## WHAT YOU ARE ASKED TO DO
From the records below, give the number of lines that contain the string "repent", without any other text.

## DATA LISTING

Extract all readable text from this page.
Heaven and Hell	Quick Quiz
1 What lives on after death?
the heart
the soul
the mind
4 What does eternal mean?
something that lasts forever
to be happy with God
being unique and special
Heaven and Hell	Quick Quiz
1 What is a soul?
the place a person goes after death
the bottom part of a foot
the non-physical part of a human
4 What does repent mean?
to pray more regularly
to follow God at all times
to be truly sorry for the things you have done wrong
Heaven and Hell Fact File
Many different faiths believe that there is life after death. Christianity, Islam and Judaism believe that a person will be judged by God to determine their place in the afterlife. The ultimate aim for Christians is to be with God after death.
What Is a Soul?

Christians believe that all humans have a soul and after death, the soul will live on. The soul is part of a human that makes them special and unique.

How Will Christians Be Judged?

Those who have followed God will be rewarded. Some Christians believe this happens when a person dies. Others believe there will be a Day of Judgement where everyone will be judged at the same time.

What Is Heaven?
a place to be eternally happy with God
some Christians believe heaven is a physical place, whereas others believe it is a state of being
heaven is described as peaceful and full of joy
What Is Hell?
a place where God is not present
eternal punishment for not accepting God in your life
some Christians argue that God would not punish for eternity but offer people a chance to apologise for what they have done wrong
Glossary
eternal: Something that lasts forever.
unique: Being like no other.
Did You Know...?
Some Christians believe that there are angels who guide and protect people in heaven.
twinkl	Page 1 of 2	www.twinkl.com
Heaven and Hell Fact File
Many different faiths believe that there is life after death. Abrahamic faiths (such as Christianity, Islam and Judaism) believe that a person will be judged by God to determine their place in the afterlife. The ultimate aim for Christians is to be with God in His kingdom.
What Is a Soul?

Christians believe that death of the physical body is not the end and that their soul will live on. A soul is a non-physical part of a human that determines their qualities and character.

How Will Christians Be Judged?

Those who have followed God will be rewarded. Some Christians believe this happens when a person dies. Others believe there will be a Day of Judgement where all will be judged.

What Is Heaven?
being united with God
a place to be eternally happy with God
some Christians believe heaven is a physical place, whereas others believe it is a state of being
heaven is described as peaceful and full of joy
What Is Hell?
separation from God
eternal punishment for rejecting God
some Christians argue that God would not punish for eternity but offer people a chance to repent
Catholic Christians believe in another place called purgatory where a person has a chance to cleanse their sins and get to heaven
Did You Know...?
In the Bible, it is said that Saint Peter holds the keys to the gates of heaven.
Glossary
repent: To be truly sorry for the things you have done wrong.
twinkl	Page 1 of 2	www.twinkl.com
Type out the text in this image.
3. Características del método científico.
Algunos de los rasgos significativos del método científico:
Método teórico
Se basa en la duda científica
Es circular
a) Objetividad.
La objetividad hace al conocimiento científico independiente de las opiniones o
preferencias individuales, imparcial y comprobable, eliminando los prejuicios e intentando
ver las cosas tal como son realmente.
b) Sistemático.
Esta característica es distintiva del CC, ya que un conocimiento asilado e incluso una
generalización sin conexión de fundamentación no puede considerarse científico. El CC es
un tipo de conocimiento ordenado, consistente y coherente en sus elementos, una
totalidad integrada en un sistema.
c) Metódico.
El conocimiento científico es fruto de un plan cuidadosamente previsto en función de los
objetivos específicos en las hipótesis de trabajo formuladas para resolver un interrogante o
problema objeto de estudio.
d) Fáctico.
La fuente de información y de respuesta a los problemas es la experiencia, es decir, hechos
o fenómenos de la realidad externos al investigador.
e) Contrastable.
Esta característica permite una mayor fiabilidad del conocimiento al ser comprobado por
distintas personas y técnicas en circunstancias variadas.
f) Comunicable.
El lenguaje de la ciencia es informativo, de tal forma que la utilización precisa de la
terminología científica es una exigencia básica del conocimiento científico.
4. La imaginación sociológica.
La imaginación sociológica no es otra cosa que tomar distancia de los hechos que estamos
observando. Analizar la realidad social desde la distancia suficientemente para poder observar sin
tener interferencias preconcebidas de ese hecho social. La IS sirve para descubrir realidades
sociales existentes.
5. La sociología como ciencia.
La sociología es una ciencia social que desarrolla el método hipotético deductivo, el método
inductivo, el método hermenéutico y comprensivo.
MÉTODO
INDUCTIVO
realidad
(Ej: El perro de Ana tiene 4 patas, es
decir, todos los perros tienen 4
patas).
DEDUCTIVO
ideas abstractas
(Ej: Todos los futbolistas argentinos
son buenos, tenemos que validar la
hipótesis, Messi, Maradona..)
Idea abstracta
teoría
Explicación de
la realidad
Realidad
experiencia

## WRITTEN RESPONSE
3